_AIM OF THE TASK_:
Extract the records below word for word and ignore the images.
-=-=-=-=-
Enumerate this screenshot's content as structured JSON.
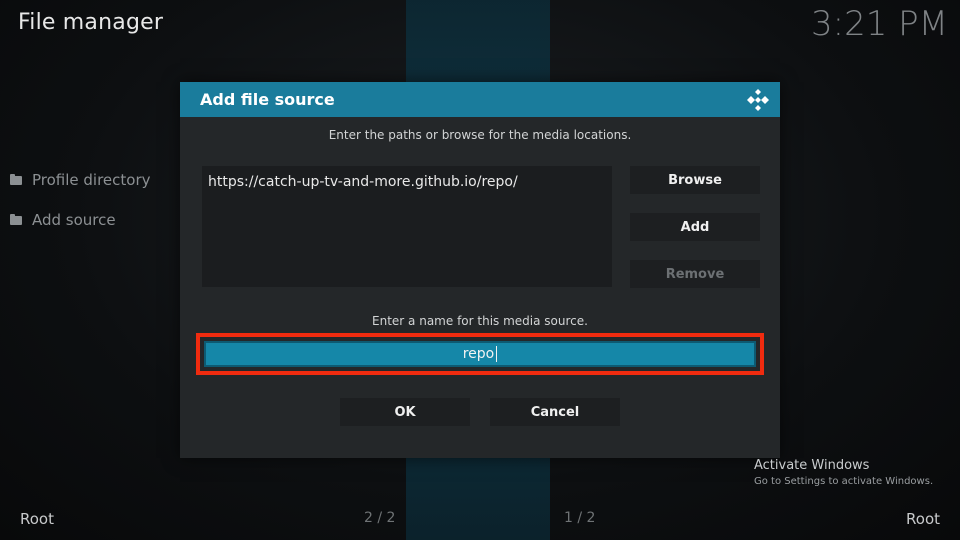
{
  "app": {
    "title": "File manager",
    "clock": "3:21 PM"
  },
  "sidebar": {
    "items": [
      {
        "label": "Profile directory",
        "icon": "folder-icon"
      },
      {
        "label": "Add source",
        "icon": "folder-icon"
      }
    ]
  },
  "dialog": {
    "title": "Add file source",
    "icon": "kodi-logo-icon",
    "paths_hint": "Enter the paths or browse for the media locations.",
    "paths": [
      "https://catch-up-tv-and-more.github.io/repo/"
    ],
    "browse_label": "Browse",
    "add_label": "Add",
    "remove_label": "Remove",
    "name_hint": "Enter a name for this media source.",
    "name_value": "repo",
    "ok_label": "OK",
    "cancel_label": "Cancel"
  },
  "watermark": {
    "title": "Activate Windows",
    "subtitle": "Go to Settings to activate Windows."
  },
  "footer": {
    "left_root": "Root",
    "left_page": "2 / 2",
    "right_page": "1 / 2",
    "right_root": "Root"
  },
  "colors": {
    "accent": "#1a7c9c",
    "input_bg": "#1587a8",
    "highlight": "#f02b0f",
    "dialog_bg": "#242729"
  }
}
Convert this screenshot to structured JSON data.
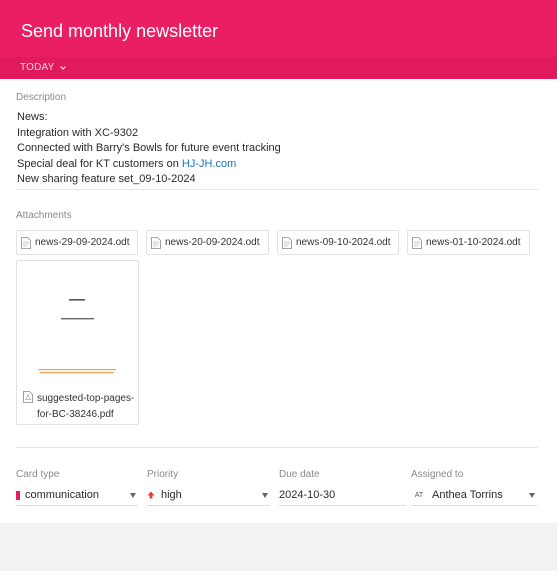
{
  "header": {
    "title": "Send monthly newsletter",
    "today_label": "TODAY",
    "accent_color": "#e91e63"
  },
  "description": {
    "label": "Description",
    "lines": [
      "News:",
      "Integration with XC-9302",
      "Connected with Barry's Bowls for future event tracking",
      "Special deal for KT customers on ",
      "New sharing feature set_09-10-2024"
    ],
    "link_text": "HJ-JH.com"
  },
  "attachments": {
    "label": "Attachments",
    "files": [
      {
        "name": "news-29-09-2024.odt",
        "icon": "document-icon"
      },
      {
        "name": "news-20-09-2024.odt",
        "icon": "document-icon"
      },
      {
        "name": "news-09-10-2024.odt",
        "icon": "document-icon"
      },
      {
        "name": "news-01-10-2024.odt",
        "icon": "document-icon"
      }
    ],
    "pdf": {
      "name_line1": "suggested-top-pages-",
      "name_line2": "for-BC-38246.pdf",
      "icon": "pdf-icon"
    }
  },
  "fields": {
    "card_type": {
      "label": "Card type",
      "value": "communication",
      "color": "#e91e63"
    },
    "priority": {
      "label": "Priority",
      "value": "high",
      "color": "#e53935"
    },
    "due_date": {
      "label": "Due date",
      "value": "2024-10-30"
    },
    "assigned_to": {
      "label": "Assigned to",
      "initials": "AT",
      "value": "Anthea Torrins"
    }
  }
}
-=-=-=-=-
_FULL SOLUTION_:
Enumerate this screenshot's content as structured JSON.
{
  "app": {
    "title": "File manager",
    "clock": "3:21 PM"
  },
  "sidebar": {
    "items": [
      {
        "label": "Profile directory",
        "icon": "folder-icon"
      },
      {
        "label": "Add source",
        "icon": "folder-icon"
      }
    ]
  },
  "dialog": {
    "title": "Add file source",
    "icon": "kodi-logo-icon",
    "paths_hint": "Enter the paths or browse for the media locations.",
    "paths": [
      "https://catch-up-tv-and-more.github.io/repo/"
    ],
    "browse_label": "Browse",
    "add_label": "Add",
    "remove_label": "Remove",
    "name_hint": "Enter a name for this media source.",
    "name_value": "repo",
    "ok_label": "OK",
    "cancel_label": "Cancel"
  },
  "watermark": {
    "title": "Activate Windows",
    "subtitle": "Go to Settings to activate Windows."
  },
  "footer": {
    "left_root": "Root",
    "left_page": "2 / 2",
    "right_page": "1 / 2",
    "right_root": "Root"
  },
  "colors": {
    "accent": "#1a7c9c",
    "input_bg": "#1587a8",
    "highlight": "#f02b0f",
    "dialog_bg": "#242729"
  }
}
Convert this screenshot to structured JSON data.
{
  "header": {
    "title": "Send monthly newsletter",
    "today_label": "TODAY",
    "accent_color": "#e91e63"
  },
  "description": {
    "label": "Description",
    "lines": [
      "News:",
      "Integration with XC-9302",
      "Connected with Barry's Bowls for future event tracking",
      "Special deal for KT customers on ",
      "New sharing feature set_09-10-2024"
    ],
    "link_text": "HJ-JH.com"
  },
  "attachments": {
    "label": "Attachments",
    "files": [
      {
        "name": "news-29-09-2024.odt",
        "icon": "document-icon"
      },
      {
        "name": "news-20-09-2024.odt",
        "icon": "document-icon"
      },
      {
        "name": "news-09-10-2024.odt",
        "icon": "document-icon"
      },
      {
        "name": "news-01-10-2024.odt",
        "icon": "document-icon"
      }
    ],
    "pdf": {
      "name_line1": "suggested-top-pages-",
      "name_line2": "for-BC-38246.pdf",
      "icon": "pdf-icon"
    }
  },
  "fields": {
    "card_type": {
      "label": "Card type",
      "value": "communication",
      "color": "#e91e63"
    },
    "priority": {
      "label": "Priority",
      "value": "high",
      "color": "#e53935"
    },
    "due_date": {
      "label": "Due date",
      "value": "2024-10-30"
    },
    "assigned_to": {
      "label": "Assigned to",
      "initials": "AT",
      "value": "Anthea Torrins"
    }
  }
}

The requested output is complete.